** START Material **

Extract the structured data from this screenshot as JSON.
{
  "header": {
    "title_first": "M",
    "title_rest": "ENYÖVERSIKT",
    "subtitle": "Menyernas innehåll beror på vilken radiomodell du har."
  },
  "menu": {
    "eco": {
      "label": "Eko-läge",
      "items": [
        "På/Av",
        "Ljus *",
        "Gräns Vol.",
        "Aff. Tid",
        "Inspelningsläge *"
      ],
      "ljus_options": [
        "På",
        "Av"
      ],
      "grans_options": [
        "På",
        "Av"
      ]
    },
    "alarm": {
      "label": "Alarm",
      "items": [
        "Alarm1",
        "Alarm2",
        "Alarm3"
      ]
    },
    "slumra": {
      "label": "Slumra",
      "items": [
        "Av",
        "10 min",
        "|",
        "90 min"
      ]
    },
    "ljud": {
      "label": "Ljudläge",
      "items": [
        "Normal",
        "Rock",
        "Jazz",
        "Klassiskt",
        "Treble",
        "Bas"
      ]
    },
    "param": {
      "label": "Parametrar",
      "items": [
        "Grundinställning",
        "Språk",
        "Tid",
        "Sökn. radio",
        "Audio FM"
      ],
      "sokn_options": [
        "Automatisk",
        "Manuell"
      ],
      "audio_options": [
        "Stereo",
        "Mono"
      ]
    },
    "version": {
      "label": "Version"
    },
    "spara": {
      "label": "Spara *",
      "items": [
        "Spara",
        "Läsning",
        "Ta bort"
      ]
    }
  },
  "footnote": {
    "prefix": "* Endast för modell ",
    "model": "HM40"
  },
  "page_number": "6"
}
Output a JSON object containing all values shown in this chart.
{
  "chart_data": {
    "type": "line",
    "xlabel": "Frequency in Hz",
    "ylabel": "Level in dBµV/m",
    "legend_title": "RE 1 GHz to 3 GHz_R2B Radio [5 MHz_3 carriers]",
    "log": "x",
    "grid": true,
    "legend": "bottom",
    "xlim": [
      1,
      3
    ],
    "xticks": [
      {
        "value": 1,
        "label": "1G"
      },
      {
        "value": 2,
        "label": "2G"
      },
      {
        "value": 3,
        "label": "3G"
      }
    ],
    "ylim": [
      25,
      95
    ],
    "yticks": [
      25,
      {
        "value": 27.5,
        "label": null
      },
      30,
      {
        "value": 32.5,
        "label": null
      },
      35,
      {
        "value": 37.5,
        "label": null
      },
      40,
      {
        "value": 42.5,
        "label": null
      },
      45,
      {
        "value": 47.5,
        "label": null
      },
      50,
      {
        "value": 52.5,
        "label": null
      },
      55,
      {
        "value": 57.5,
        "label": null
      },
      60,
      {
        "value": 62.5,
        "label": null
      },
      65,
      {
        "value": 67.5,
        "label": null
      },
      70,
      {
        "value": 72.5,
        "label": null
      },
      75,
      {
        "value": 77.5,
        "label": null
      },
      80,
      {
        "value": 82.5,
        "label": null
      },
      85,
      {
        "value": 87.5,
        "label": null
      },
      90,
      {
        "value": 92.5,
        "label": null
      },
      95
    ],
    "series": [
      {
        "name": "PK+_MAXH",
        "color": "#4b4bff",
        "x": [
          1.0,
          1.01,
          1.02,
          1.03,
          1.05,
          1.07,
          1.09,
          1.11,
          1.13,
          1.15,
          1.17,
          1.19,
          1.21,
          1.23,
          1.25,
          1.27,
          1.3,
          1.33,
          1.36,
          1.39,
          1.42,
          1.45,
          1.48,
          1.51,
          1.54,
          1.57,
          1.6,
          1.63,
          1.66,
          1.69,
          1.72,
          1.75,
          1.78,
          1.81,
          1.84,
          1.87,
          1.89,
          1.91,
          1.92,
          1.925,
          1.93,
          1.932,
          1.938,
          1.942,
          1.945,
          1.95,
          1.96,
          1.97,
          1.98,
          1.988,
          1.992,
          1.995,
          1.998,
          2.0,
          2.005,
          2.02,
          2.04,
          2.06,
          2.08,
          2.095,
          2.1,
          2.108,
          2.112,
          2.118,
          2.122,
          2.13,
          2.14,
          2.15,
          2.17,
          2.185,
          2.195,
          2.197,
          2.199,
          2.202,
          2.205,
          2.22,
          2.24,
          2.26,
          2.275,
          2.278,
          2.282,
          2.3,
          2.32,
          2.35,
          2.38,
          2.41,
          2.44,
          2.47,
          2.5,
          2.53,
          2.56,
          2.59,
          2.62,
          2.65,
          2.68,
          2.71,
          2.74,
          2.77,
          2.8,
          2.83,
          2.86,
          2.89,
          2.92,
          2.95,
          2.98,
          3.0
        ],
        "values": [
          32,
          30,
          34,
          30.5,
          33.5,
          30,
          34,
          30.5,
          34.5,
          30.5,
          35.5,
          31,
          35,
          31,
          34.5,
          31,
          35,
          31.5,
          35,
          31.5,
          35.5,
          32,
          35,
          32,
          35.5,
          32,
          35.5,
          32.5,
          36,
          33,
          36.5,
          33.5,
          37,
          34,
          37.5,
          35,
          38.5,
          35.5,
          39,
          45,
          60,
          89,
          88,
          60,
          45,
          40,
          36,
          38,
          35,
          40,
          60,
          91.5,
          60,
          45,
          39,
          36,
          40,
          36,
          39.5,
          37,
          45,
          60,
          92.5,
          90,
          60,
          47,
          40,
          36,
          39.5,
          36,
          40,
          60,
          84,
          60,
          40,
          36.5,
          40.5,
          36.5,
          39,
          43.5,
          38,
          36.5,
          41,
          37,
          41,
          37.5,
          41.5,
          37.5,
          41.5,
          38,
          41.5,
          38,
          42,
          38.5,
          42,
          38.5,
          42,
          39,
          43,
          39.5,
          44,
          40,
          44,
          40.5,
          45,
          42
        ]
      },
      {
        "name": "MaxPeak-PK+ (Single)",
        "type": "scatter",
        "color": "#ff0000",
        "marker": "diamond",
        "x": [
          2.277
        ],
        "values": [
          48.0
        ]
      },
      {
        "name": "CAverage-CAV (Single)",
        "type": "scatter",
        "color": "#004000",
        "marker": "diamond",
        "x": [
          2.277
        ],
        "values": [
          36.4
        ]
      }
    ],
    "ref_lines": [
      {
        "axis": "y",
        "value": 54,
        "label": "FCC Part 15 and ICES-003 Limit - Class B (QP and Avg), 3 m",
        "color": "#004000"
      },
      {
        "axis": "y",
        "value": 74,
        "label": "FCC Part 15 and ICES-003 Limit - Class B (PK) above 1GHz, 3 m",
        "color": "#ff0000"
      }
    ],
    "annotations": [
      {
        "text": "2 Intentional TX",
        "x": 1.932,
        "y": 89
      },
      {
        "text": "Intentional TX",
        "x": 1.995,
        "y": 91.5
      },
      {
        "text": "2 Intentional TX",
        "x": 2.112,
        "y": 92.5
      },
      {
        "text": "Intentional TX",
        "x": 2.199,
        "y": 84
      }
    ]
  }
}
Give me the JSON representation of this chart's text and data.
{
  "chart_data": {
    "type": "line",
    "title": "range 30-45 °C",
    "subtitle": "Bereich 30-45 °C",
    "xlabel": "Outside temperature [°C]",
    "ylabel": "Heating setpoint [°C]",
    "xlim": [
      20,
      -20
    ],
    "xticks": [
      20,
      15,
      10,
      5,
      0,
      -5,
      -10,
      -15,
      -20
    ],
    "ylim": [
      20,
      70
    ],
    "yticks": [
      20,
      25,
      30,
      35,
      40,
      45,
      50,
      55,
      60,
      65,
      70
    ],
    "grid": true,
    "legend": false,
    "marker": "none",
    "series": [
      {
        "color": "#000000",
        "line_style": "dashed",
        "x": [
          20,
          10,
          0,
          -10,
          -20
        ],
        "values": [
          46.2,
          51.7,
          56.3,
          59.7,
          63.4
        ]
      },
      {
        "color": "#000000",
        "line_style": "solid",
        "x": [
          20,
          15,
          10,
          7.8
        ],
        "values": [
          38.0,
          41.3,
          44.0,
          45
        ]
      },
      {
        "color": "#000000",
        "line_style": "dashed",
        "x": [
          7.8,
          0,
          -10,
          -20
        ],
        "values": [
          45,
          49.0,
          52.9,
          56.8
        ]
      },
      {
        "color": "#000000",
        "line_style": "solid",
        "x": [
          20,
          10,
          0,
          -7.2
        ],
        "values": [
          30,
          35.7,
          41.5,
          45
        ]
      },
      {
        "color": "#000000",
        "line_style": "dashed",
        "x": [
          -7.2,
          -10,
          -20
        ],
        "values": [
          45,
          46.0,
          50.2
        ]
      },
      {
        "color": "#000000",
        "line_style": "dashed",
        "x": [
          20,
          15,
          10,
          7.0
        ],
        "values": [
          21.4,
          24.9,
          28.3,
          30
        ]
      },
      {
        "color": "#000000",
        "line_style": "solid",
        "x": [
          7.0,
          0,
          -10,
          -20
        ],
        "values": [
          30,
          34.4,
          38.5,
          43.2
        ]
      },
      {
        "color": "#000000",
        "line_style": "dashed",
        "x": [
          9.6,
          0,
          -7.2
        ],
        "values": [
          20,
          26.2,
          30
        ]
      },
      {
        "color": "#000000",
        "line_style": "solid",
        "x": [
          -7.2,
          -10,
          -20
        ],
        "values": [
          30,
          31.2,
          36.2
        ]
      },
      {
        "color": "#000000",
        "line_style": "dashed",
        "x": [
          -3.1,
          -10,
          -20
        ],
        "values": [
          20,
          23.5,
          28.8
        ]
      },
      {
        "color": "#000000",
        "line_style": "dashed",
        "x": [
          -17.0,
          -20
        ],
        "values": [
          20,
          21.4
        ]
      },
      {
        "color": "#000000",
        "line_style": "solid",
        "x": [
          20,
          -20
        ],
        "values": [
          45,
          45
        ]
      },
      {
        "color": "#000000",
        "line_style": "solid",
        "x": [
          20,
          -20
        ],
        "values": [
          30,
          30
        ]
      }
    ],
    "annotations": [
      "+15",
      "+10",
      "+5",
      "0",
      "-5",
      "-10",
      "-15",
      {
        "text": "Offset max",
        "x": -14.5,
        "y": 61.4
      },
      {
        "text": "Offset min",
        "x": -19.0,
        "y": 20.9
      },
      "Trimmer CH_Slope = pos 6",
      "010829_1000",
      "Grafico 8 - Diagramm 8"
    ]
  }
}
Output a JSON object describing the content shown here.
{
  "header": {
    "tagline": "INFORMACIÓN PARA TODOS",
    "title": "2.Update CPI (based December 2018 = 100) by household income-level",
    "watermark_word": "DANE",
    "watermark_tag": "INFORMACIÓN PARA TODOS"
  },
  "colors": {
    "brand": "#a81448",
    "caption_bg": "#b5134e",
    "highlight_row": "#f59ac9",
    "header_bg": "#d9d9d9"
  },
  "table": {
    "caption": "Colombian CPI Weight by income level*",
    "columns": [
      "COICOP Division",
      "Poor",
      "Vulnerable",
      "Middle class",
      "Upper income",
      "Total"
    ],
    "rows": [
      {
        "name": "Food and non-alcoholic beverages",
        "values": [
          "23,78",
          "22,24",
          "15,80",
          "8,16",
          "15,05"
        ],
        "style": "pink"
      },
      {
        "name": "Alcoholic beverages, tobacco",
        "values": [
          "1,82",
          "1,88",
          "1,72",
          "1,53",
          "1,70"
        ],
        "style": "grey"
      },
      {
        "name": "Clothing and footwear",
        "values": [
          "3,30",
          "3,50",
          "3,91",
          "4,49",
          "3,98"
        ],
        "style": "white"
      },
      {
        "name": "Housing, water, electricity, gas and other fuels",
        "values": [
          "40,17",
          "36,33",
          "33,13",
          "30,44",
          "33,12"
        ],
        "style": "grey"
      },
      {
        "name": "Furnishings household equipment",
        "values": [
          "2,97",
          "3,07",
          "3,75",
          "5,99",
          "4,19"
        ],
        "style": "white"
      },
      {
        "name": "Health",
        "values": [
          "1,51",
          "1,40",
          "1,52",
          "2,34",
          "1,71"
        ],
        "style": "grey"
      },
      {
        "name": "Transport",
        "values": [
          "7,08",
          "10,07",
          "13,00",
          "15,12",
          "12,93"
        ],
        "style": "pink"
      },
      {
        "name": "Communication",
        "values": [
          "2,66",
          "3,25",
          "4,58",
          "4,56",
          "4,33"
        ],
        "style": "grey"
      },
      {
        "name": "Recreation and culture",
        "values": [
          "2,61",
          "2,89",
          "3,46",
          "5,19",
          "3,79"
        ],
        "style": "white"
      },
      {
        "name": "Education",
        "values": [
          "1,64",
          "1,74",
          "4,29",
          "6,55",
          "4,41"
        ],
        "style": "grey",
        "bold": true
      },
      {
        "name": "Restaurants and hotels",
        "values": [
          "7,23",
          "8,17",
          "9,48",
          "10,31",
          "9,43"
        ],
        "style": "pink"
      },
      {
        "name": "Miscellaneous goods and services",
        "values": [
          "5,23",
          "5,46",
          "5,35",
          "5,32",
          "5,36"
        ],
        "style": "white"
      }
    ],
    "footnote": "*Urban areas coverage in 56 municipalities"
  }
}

** END Material **

_Problem statement_
State the count of lines above containing the string "JSON", and add nothing to it.

_Result of the task_
4